• **Short exercise**: Rewrite the entries below with every occurrence of "book-button" renamed to "reserve-button", leaving all other text unchanged.

start Information supplied

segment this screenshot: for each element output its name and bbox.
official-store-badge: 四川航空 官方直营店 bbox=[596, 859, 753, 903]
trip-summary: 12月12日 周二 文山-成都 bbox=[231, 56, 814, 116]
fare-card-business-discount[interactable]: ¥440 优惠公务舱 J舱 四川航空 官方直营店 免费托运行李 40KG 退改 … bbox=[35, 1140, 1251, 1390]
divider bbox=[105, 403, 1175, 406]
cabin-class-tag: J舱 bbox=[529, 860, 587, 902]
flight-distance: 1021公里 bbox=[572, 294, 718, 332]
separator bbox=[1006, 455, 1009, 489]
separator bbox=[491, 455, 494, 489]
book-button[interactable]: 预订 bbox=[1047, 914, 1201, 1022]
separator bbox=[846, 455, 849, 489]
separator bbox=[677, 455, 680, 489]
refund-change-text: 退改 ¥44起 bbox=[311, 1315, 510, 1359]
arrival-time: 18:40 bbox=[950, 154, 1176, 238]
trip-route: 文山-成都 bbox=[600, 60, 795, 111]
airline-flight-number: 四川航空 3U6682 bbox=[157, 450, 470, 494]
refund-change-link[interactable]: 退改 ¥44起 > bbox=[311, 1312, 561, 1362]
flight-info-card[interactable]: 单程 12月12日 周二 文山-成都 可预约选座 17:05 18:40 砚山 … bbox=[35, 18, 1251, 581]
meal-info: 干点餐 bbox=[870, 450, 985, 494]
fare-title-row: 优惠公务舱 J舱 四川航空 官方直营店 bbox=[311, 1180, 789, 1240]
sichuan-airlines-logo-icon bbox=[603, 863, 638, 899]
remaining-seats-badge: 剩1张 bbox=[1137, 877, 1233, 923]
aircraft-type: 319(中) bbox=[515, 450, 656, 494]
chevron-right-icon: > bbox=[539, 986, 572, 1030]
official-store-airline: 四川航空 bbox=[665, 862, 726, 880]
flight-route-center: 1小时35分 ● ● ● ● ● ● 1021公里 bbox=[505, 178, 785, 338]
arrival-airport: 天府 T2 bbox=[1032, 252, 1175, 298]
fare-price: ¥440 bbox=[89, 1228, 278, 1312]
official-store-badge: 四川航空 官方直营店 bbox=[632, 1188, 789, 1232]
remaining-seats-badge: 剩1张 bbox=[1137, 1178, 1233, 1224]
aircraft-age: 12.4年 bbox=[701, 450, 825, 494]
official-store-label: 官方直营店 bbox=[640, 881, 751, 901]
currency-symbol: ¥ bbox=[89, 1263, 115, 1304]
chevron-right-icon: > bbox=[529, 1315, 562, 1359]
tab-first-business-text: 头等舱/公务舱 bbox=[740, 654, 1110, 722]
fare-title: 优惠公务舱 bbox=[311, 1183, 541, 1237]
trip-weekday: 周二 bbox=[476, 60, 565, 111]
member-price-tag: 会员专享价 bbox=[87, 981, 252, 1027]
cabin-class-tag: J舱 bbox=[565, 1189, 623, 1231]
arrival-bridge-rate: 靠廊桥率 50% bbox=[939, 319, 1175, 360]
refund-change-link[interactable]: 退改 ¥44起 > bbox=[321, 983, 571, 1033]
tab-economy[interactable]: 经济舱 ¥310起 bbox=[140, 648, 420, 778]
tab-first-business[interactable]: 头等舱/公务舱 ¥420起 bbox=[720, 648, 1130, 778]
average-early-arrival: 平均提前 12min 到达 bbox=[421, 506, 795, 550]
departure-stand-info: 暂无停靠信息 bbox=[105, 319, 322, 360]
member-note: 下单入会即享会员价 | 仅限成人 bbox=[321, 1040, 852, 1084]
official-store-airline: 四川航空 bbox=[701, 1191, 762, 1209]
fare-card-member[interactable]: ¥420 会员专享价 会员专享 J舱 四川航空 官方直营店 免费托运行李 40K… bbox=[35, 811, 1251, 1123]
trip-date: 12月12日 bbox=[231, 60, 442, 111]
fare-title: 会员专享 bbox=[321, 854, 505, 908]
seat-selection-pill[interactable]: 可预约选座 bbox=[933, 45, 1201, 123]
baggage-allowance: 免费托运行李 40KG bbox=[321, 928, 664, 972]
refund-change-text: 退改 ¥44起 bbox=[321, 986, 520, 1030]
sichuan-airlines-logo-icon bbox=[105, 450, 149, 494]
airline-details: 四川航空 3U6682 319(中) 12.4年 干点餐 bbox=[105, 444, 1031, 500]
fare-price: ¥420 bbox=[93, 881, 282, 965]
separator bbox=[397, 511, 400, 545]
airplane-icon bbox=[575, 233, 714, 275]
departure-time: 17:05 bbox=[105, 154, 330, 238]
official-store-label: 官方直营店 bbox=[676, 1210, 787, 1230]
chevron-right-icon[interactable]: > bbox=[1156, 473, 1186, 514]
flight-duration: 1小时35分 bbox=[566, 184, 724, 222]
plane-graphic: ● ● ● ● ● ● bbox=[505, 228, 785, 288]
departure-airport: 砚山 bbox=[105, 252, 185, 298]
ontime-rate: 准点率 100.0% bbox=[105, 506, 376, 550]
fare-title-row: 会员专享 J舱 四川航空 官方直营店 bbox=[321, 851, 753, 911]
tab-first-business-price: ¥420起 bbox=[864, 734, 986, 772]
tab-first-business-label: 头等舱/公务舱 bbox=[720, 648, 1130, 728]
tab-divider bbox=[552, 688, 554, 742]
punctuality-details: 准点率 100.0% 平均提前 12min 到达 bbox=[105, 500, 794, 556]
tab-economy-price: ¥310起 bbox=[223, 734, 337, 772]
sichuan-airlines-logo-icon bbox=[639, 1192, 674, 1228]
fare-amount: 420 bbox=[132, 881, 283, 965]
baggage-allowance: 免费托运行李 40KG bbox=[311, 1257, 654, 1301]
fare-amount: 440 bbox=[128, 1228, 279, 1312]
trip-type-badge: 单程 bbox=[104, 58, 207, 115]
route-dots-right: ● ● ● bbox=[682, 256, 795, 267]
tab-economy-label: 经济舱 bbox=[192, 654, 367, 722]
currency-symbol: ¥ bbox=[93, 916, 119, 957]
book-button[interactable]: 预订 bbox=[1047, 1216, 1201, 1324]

end Information supplied

• **Final result**:
segment this screenshot: for each element output its name and bbox.
official-store-badge: 四川航空 官方直营店 bbox=[596, 859, 753, 903]
trip-summary: 12月12日 周二 文山-成都 bbox=[231, 56, 814, 116]
fare-card-business-discount[interactable]: ¥440 优惠公务舱 J舱 四川航空 官方直营店 免费托运行李 40KG 退改 … bbox=[35, 1140, 1251, 1390]
divider bbox=[105, 403, 1175, 406]
cabin-class-tag: J舱 bbox=[529, 860, 587, 902]
flight-distance: 1021公里 bbox=[572, 294, 718, 332]
separator bbox=[1006, 455, 1009, 489]
separator bbox=[491, 455, 494, 489]
reserve-button[interactable]: 预订 bbox=[1047, 914, 1201, 1022]
separator bbox=[846, 455, 849, 489]
separator bbox=[677, 455, 680, 489]
refund-change-text: 退改 ¥44起 bbox=[311, 1315, 510, 1359]
arrival-time: 18:40 bbox=[950, 154, 1176, 238]
trip-route: 文山-成都 bbox=[600, 60, 795, 111]
airline-flight-number: 四川航空 3U6682 bbox=[157, 450, 470, 494]
refund-change-link[interactable]: 退改 ¥44起 > bbox=[311, 1312, 561, 1362]
flight-info-card[interactable]: 单程 12月12日 周二 文山-成都 可预约选座 17:05 18:40 砚山 … bbox=[35, 18, 1251, 581]
meal-info: 干点餐 bbox=[870, 450, 985, 494]
fare-title-row: 优惠公务舱 J舱 四川航空 官方直营店 bbox=[311, 1180, 789, 1240]
sichuan-airlines-logo-icon bbox=[603, 863, 638, 899]
remaining-seats-badge: 剩1张 bbox=[1137, 877, 1233, 923]
aircraft-type: 319(中) bbox=[515, 450, 656, 494]
chevron-right-icon: > bbox=[539, 986, 572, 1030]
official-store-airline: 四川航空 bbox=[665, 862, 726, 880]
flight-route-center: 1小时35分 ● ● ● ● ● ● 1021公里 bbox=[505, 178, 785, 338]
arrival-airport: 天府 T2 bbox=[1032, 252, 1175, 298]
fare-price: ¥440 bbox=[89, 1228, 278, 1312]
official-store-badge: 四川航空 官方直营店 bbox=[632, 1188, 789, 1232]
remaining-seats-badge: 剩1张 bbox=[1137, 1178, 1233, 1224]
aircraft-age: 12.4年 bbox=[701, 450, 825, 494]
official-store-label: 官方直营店 bbox=[640, 881, 751, 901]
currency-symbol: ¥ bbox=[89, 1263, 115, 1304]
chevron-right-icon: > bbox=[529, 1315, 562, 1359]
tab-first-business-text: 头等舱/公务舱 bbox=[740, 654, 1110, 722]
fare-title: 优惠公务舱 bbox=[311, 1183, 541, 1237]
trip-weekday: 周二 bbox=[476, 60, 565, 111]
member-price-tag: 会员专享价 bbox=[87, 981, 252, 1027]
cabin-class-tag: J舱 bbox=[565, 1189, 623, 1231]
arrival-bridge-rate: 靠廊桥率 50% bbox=[939, 319, 1175, 360]
refund-change-link[interactable]: 退改 ¥44起 > bbox=[321, 983, 571, 1033]
tab-economy[interactable]: 经济舱 ¥310起 bbox=[140, 648, 420, 778]
tab-first-business[interactable]: 头等舱/公务舱 ¥420起 bbox=[720, 648, 1130, 778]
average-early-arrival: 平均提前 12min 到达 bbox=[421, 506, 795, 550]
departure-stand-info: 暂无停靠信息 bbox=[105, 319, 322, 360]
member-note: 下单入会即享会员价 | 仅限成人 bbox=[321, 1040, 852, 1084]
official-store-airline: 四川航空 bbox=[701, 1191, 762, 1209]
fare-card-member[interactable]: ¥420 会员专享价 会员专享 J舱 四川航空 官方直营店 免费托运行李 40K… bbox=[35, 811, 1251, 1123]
trip-date: 12月12日 bbox=[231, 60, 442, 111]
fare-title: 会员专享 bbox=[321, 854, 505, 908]
seat-selection-pill[interactable]: 可预约选座 bbox=[933, 45, 1201, 123]
baggage-allowance: 免费托运行李 40KG bbox=[321, 928, 664, 972]
refund-change-text: 退改 ¥44起 bbox=[321, 986, 520, 1030]
sichuan-airlines-logo-icon bbox=[105, 450, 149, 494]
airline-details: 四川航空 3U6682 319(中) 12.4年 干点餐 bbox=[105, 444, 1031, 500]
fare-price: ¥420 bbox=[93, 881, 282, 965]
separator bbox=[397, 511, 400, 545]
airplane-icon bbox=[575, 233, 714, 275]
departure-time: 17:05 bbox=[105, 154, 330, 238]
official-store-label: 官方直营店 bbox=[676, 1210, 787, 1230]
chevron-right-icon[interactable]: > bbox=[1156, 473, 1186, 514]
flight-duration: 1小时35分 bbox=[566, 184, 724, 222]
plane-graphic: ● ● ● ● ● ● bbox=[505, 228, 785, 288]
departure-airport: 砚山 bbox=[105, 252, 185, 298]
ontime-rate: 准点率 100.0% bbox=[105, 506, 376, 550]
fare-title-row: 会员专享 J舱 四川航空 官方直营店 bbox=[321, 851, 753, 911]
tab-first-business-price: ¥420起 bbox=[864, 734, 986, 772]
tab-first-business-label: 头等舱/公务舱 bbox=[720, 648, 1130, 728]
tab-divider bbox=[552, 688, 554, 742]
punctuality-details: 准点率 100.0% 平均提前 12min 到达 bbox=[105, 500, 794, 556]
tab-economy-price: ¥310起 bbox=[223, 734, 337, 772]
sichuan-airlines-logo-icon bbox=[639, 1192, 674, 1228]
fare-amount: 420 bbox=[132, 881, 283, 965]
baggage-allowance: 免费托运行李 40KG bbox=[311, 1257, 654, 1301]
fare-amount: 440 bbox=[128, 1228, 279, 1312]
trip-type-badge: 单程 bbox=[104, 58, 207, 115]
route-dots-right: ● ● ● bbox=[682, 256, 795, 267]
tab-economy-label: 经济舱 bbox=[192, 654, 367, 722]
currency-symbol: ¥ bbox=[93, 916, 119, 957]
reserve-button[interactable]: 预订 bbox=[1047, 1216, 1201, 1324]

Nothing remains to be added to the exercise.